• [EXERCISE]:
Produce a word-for-word copy of the listing below without its pictures.

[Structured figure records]
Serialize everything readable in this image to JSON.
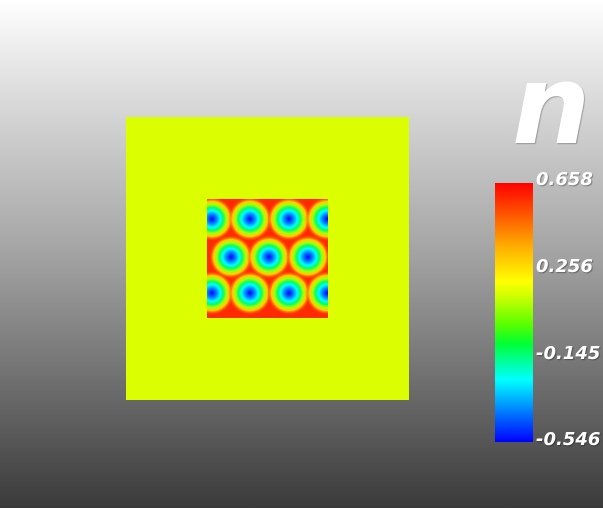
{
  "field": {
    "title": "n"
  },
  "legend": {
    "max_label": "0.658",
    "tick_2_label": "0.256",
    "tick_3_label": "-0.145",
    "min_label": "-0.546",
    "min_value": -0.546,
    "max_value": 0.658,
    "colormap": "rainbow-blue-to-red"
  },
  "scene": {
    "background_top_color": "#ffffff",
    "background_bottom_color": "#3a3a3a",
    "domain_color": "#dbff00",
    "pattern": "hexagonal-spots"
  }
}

• [TASK SOLUTION]:
Serialize everything readable in this image to JSON.
{
  "field": {
    "title": "n"
  },
  "legend": {
    "max_label": "0.658",
    "tick_2_label": "0.256",
    "tick_3_label": "-0.145",
    "min_label": "-0.546",
    "min_value": -0.546,
    "max_value": 0.658,
    "colormap": "rainbow-blue-to-red"
  },
  "scene": {
    "background_top_color": "#ffffff",
    "background_bottom_color": "#3a3a3a",
    "domain_color": "#dbff00",
    "pattern": "hexagonal-spots"
  }
}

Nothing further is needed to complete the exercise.